-------- Records shown

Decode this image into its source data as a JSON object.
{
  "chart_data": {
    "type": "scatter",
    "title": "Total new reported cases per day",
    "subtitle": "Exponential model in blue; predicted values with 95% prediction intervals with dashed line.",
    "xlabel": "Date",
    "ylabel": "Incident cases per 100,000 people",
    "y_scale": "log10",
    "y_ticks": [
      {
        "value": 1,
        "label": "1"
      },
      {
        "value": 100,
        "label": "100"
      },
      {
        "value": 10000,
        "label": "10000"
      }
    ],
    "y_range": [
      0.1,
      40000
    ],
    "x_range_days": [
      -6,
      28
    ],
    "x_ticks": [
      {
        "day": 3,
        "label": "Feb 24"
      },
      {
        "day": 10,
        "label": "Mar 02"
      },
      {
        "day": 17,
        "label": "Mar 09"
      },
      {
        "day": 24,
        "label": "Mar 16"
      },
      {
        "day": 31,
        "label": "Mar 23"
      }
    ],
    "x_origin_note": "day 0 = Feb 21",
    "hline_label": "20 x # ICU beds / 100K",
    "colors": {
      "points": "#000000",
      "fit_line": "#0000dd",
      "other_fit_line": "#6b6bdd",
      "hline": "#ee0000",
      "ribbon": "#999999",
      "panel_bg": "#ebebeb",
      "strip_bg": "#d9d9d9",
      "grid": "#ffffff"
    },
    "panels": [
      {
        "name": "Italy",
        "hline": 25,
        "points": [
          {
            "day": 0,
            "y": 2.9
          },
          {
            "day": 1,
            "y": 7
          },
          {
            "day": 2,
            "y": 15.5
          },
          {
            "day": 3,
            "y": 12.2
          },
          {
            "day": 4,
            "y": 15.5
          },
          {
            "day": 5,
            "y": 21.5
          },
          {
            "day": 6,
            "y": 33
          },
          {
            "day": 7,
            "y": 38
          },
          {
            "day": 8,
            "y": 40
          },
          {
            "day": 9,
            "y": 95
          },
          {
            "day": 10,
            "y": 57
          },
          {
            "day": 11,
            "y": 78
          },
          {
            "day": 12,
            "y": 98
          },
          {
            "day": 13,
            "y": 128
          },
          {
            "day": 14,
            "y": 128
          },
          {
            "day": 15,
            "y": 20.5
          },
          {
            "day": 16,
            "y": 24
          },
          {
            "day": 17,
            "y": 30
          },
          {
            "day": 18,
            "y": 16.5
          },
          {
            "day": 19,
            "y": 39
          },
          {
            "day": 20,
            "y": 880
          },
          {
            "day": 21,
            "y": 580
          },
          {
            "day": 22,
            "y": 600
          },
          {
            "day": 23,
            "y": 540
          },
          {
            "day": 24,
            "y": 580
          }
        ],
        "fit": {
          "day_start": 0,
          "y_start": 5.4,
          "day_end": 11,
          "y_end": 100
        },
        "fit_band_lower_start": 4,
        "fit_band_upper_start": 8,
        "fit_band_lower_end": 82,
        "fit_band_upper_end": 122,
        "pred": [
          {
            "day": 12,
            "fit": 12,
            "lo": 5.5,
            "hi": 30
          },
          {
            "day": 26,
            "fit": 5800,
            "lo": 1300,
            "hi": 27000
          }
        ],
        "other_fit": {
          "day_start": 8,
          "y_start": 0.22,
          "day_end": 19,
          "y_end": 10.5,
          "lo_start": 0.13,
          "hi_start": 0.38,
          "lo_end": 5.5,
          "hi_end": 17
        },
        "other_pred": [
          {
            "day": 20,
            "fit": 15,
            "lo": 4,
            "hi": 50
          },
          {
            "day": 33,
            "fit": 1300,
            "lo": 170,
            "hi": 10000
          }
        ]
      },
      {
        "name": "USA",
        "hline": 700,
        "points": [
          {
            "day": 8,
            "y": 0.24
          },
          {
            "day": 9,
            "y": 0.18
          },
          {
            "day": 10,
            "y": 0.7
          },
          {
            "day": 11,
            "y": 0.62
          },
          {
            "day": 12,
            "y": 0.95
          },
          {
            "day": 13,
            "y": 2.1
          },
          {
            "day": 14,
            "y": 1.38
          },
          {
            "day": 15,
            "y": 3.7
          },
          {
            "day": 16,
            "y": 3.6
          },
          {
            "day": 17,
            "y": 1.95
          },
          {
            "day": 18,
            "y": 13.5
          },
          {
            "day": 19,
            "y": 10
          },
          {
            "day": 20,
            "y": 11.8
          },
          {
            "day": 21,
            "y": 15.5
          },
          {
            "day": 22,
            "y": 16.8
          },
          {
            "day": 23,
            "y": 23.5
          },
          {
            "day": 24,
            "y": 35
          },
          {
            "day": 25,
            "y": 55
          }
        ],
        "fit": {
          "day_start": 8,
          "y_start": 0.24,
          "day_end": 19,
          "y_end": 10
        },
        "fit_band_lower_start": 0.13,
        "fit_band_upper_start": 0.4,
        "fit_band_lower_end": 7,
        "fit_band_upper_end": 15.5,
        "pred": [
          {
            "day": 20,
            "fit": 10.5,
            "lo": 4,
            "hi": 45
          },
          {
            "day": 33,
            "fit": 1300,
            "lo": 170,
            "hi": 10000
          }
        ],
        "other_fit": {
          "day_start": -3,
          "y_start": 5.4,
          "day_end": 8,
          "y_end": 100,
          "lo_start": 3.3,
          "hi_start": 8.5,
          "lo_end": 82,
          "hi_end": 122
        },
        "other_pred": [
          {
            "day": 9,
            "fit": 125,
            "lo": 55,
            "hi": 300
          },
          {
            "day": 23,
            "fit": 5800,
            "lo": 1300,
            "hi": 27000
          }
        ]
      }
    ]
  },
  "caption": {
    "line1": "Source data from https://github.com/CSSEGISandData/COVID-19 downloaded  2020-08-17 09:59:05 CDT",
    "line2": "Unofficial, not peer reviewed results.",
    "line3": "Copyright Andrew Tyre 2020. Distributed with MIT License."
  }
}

----------------

== Written problem ==
Give the listing again, word for word.

== Response ==
Decode this image into its source data as a JSON object.
{
  "chart_data": {
    "type": "scatter",
    "title": "Total new reported cases per day",
    "subtitle": "Exponential model in blue; predicted values with 95% prediction intervals with dashed line.",
    "xlabel": "Date",
    "ylabel": "Incident cases per 100,000 people",
    "y_scale": "log10",
    "y_ticks": [
      {
        "value": 1,
        "label": "1"
      },
      {
        "value": 100,
        "label": "100"
      },
      {
        "value": 10000,
        "label": "10000"
      }
    ],
    "y_range": [
      0.1,
      40000
    ],
    "x_range_days": [
      -6,
      28
    ],
    "x_ticks": [
      {
        "day": 3,
        "label": "Feb 24"
      },
      {
        "day": 10,
        "label": "Mar 02"
      },
      {
        "day": 17,
        "label": "Mar 09"
      },
      {
        "day": 24,
        "label": "Mar 16"
      },
      {
        "day": 31,
        "label": "Mar 23"
      }
    ],
    "x_origin_note": "day 0 = Feb 21",
    "hline_label": "20 x # ICU beds / 100K",
    "colors": {
      "points": "#000000",
      "fit_line": "#0000dd",
      "other_fit_line": "#6b6bdd",
      "hline": "#ee0000",
      "ribbon": "#999999",
      "panel_bg": "#ebebeb",
      "strip_bg": "#d9d9d9",
      "grid": "#ffffff"
    },
    "panels": [
      {
        "name": "Italy",
        "hline": 25,
        "points": [
          {
            "day": 0,
            "y": 2.9
          },
          {
            "day": 1,
            "y": 7
          },
          {
            "day": 2,
            "y": 15.5
          },
          {
            "day": 3,
            "y": 12.2
          },
          {
            "day": 4,
            "y": 15.5
          },
          {
            "day": 5,
            "y": 21.5
          },
          {
            "day": 6,
            "y": 33
          },
          {
            "day": 7,
            "y": 38
          },
          {
            "day": 8,
            "y": 40
          },
          {
            "day": 9,
            "y": 95
          },
          {
            "day": 10,
            "y": 57
          },
          {
            "day": 11,
            "y": 78
          },
          {
            "day": 12,
            "y": 98
          },
          {
            "day": 13,
            "y": 128
          },
          {
            "day": 14,
            "y": 128
          },
          {
            "day": 15,
            "y": 20.5
          },
          {
            "day": 16,
            "y": 24
          },
          {
            "day": 17,
            "y": 30
          },
          {
            "day": 18,
            "y": 16.5
          },
          {
            "day": 19,
            "y": 39
          },
          {
            "day": 20,
            "y": 880
          },
          {
            "day": 21,
            "y": 580
          },
          {
            "day": 22,
            "y": 600
          },
          {
            "day": 23,
            "y": 540
          },
          {
            "day": 24,
            "y": 580
          }
        ],
        "fit": {
          "day_start": 0,
          "y_start": 5.4,
          "day_end": 11,
          "y_end": 100
        },
        "fit_band_lower_start": 4,
        "fit_band_upper_start": 8,
        "fit_band_lower_end": 82,
        "fit_band_upper_end": 122,
        "pred": [
          {
            "day": 12,
            "fit": 12,
            "lo": 5.5,
            "hi": 30
          },
          {
            "day": 26,
            "fit": 5800,
            "lo": 1300,
            "hi": 27000
          }
        ],
        "other_fit": {
          "day_start": 8,
          "y_start": 0.22,
          "day_end": 19,
          "y_end": 10.5,
          "lo_start": 0.13,
          "hi_start": 0.38,
          "lo_end": 5.5,
          "hi_end": 17
        },
        "other_pred": [
          {
            "day": 20,
            "fit": 15,
            "lo": 4,
            "hi": 50
          },
          {
            "day": 33,
            "fit": 1300,
            "lo": 170,
            "hi": 10000
          }
        ]
      },
      {
        "name": "USA",
        "hline": 700,
        "points": [
          {
            "day": 8,
            "y": 0.24
          },
          {
            "day": 9,
            "y": 0.18
          },
          {
            "day": 10,
            "y": 0.7
          },
          {
            "day": 11,
            "y": 0.62
          },
          {
            "day": 12,
            "y": 0.95
          },
          {
            "day": 13,
            "y": 2.1
          },
          {
            "day": 14,
            "y": 1.38
          },
          {
            "day": 15,
            "y": 3.7
          },
          {
            "day": 16,
            "y": 3.6
          },
          {
            "day": 17,
            "y": 1.95
          },
          {
            "day": 18,
            "y": 13.5
          },
          {
            "day": 19,
            "y": 10
          },
          {
            "day": 20,
            "y": 11.8
          },
          {
            "day": 21,
            "y": 15.5
          },
          {
            "day": 22,
            "y": 16.8
          },
          {
            "day": 23,
            "y": 23.5
          },
          {
            "day": 24,
            "y": 35
          },
          {
            "day": 25,
            "y": 55
          }
        ],
        "fit": {
          "day_start": 8,
          "y_start": 0.24,
          "day_end": 19,
          "y_end": 10
        },
        "fit_band_lower_start": 0.13,
        "fit_band_upper_start": 0.4,
        "fit_band_lower_end": 7,
        "fit_band_upper_end": 15.5,
        "pred": [
          {
            "day": 20,
            "fit": 10.5,
            "lo": 4,
            "hi": 45
          },
          {
            "day": 33,
            "fit": 1300,
            "lo": 170,
            "hi": 10000
          }
        ],
        "other_fit": {
          "day_start": -3,
          "y_start": 5.4,
          "day_end": 8,
          "y_end": 100,
          "lo_start": 3.3,
          "hi_start": 8.5,
          "lo_end": 82,
          "hi_end": 122
        },
        "other_pred": [
          {
            "day": 9,
            "fit": 125,
            "lo": 55,
            "hi": 300
          },
          {
            "day": 23,
            "fit": 5800,
            "lo": 1300,
            "hi": 27000
          }
        ]
      }
    ]
  },
  "caption": {
    "line1": "Source data from https://github.com/CSSEGISandData/COVID-19 downloaded  2020-08-17 09:59:05 CDT",
    "line2": "Unofficial, not peer reviewed results.",
    "line3": "Copyright Andrew Tyre 2020. Distributed with MIT License."
  }
}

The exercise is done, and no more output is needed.